DATA FOR THE TASK:
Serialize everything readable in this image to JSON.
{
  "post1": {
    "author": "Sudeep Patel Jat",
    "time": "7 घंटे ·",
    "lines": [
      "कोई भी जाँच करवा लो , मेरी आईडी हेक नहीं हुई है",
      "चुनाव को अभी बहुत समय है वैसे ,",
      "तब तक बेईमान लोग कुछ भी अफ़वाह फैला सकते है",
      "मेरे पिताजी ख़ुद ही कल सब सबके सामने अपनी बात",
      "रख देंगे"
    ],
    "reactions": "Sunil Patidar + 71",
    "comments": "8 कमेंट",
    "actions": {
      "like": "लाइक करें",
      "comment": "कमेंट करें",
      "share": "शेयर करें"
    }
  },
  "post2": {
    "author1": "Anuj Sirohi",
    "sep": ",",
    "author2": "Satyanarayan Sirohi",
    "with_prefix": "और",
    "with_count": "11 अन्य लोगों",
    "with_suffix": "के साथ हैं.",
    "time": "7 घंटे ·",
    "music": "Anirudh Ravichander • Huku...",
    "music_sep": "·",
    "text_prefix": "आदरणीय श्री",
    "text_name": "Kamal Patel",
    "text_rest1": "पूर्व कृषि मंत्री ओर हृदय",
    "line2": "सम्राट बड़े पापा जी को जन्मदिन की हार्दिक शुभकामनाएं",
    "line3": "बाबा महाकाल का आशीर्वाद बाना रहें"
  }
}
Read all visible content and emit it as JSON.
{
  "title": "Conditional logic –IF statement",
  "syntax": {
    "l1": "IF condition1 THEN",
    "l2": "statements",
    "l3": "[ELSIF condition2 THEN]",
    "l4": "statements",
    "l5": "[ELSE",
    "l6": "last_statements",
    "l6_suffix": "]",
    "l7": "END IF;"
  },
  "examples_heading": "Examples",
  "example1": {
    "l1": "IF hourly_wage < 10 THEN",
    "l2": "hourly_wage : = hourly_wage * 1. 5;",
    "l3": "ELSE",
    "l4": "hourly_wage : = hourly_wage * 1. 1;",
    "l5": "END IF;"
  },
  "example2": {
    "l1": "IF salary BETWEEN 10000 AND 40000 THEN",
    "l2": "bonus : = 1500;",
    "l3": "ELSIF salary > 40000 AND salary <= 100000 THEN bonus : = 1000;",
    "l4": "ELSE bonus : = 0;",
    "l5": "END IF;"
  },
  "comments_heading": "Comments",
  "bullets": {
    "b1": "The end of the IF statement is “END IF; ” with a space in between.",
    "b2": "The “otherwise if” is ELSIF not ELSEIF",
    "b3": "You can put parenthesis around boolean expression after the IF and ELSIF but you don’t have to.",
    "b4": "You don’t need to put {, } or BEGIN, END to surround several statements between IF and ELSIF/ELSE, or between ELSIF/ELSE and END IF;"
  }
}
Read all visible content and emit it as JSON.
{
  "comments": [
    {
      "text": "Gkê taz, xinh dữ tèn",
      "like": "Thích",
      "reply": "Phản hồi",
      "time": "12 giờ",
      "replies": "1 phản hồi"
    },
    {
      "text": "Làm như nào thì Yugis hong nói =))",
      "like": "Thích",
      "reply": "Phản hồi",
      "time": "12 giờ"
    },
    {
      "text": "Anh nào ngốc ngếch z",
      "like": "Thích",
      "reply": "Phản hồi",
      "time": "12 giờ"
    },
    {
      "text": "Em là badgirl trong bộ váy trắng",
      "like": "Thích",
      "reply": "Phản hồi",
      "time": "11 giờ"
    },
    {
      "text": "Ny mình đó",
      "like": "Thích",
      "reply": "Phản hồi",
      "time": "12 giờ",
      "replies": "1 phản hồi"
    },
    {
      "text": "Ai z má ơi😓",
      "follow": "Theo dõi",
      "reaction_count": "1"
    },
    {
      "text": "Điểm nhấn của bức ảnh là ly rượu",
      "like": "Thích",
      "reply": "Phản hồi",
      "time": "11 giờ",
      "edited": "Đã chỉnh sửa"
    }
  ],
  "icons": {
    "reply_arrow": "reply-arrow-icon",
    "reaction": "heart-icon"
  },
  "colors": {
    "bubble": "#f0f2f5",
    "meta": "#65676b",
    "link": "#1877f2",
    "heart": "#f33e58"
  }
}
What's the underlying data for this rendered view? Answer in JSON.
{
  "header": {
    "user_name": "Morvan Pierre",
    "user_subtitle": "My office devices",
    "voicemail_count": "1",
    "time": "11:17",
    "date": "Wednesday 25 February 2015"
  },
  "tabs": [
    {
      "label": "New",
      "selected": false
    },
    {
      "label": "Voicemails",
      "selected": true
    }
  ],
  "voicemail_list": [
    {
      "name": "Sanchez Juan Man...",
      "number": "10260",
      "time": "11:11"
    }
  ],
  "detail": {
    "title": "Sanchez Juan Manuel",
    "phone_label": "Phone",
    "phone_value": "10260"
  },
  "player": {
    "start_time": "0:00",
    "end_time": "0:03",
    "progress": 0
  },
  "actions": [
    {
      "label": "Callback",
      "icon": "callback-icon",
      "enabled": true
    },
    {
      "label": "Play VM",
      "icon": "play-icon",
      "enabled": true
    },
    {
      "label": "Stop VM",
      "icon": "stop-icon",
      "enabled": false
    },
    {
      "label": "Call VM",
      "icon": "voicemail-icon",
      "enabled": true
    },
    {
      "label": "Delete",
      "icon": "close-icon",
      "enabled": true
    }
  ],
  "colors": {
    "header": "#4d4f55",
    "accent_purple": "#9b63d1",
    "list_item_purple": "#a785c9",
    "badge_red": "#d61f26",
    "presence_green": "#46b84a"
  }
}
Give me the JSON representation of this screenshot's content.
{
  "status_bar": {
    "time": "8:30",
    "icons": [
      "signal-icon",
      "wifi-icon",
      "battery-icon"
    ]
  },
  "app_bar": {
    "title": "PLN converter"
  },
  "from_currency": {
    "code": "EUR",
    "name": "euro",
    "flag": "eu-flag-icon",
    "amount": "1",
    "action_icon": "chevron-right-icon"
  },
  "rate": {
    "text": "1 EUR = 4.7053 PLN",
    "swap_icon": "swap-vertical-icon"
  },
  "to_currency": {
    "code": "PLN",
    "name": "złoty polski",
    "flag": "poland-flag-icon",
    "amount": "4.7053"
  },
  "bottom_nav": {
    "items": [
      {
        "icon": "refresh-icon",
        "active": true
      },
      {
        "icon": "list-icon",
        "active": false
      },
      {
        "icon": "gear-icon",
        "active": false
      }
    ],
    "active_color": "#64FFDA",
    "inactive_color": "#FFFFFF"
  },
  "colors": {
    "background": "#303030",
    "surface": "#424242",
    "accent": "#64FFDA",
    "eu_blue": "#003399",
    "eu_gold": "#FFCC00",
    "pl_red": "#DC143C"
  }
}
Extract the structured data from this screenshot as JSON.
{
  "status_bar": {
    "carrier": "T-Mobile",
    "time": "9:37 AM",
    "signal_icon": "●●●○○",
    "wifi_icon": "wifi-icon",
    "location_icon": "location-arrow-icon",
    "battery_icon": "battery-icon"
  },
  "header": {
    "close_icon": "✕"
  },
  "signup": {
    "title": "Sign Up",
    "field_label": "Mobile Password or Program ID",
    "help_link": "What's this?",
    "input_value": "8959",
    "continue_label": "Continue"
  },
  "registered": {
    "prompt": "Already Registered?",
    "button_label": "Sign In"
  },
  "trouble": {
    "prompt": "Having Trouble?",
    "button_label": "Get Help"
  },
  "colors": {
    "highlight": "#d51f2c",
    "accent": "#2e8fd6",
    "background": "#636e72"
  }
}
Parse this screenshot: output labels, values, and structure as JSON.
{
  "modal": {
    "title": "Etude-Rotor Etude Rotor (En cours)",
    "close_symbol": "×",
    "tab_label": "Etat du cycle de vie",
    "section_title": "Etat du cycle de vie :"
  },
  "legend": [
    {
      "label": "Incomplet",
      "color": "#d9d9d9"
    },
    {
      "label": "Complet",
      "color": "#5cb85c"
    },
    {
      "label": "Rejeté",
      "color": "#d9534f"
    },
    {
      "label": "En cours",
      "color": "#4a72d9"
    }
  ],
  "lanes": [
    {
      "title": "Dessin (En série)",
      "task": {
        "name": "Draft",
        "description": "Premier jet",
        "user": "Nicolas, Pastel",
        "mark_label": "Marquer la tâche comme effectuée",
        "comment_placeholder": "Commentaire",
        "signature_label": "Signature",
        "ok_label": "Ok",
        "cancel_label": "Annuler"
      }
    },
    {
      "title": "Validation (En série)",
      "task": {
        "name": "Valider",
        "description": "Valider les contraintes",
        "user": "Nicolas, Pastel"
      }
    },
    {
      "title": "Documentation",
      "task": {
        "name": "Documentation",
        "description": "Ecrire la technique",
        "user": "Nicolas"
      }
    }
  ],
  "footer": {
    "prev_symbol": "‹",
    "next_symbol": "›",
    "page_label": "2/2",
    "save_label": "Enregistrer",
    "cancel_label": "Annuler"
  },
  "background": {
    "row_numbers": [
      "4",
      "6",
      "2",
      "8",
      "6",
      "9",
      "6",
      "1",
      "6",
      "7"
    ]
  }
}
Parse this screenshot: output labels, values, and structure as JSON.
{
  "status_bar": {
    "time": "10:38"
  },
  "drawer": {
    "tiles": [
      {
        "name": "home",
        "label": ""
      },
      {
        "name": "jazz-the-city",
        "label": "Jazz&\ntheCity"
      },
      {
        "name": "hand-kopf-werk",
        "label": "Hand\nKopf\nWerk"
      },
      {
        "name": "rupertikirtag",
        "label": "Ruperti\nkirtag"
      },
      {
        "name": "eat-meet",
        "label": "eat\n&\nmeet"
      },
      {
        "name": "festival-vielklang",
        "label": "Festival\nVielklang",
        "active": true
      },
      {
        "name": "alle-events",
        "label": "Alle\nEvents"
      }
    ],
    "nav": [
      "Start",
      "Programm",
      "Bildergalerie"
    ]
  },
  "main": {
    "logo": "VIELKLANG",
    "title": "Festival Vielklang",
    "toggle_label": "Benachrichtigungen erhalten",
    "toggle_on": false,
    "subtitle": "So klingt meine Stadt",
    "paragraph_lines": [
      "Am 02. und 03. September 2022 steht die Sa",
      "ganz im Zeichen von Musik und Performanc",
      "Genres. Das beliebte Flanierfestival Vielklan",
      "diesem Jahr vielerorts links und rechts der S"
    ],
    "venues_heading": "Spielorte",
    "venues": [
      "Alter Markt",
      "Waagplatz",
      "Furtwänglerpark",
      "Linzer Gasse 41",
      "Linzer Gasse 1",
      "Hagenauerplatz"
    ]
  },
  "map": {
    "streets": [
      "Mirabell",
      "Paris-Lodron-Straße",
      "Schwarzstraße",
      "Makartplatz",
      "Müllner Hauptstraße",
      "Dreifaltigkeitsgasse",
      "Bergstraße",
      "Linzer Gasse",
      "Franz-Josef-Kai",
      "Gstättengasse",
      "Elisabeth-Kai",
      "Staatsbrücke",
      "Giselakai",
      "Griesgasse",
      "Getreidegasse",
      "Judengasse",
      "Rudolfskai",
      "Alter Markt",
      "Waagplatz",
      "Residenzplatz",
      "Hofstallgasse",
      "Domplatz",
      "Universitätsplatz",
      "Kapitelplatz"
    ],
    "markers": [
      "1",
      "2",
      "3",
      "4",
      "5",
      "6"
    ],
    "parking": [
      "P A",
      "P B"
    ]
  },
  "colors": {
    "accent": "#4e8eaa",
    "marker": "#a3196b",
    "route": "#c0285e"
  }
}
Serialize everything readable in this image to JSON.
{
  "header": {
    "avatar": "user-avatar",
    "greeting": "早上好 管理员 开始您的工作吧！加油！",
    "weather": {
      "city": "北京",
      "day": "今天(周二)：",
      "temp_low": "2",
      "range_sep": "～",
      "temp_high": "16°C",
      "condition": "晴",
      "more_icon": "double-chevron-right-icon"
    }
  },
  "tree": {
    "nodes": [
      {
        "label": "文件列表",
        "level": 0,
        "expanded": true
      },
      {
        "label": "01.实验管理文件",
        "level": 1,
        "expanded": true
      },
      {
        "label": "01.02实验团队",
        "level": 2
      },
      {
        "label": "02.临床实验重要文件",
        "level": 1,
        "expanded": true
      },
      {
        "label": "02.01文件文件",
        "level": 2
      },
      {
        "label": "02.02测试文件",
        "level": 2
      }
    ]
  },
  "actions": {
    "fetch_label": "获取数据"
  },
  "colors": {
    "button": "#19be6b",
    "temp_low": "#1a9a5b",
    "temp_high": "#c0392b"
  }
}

YOUR INSTRUCTIONS: Return each line that includes "right".

ANSWER FOR THIS EXERCISE:
    "action_icon": "chevron-right-icon"
      "more_icon": "double-chevron-right-icon"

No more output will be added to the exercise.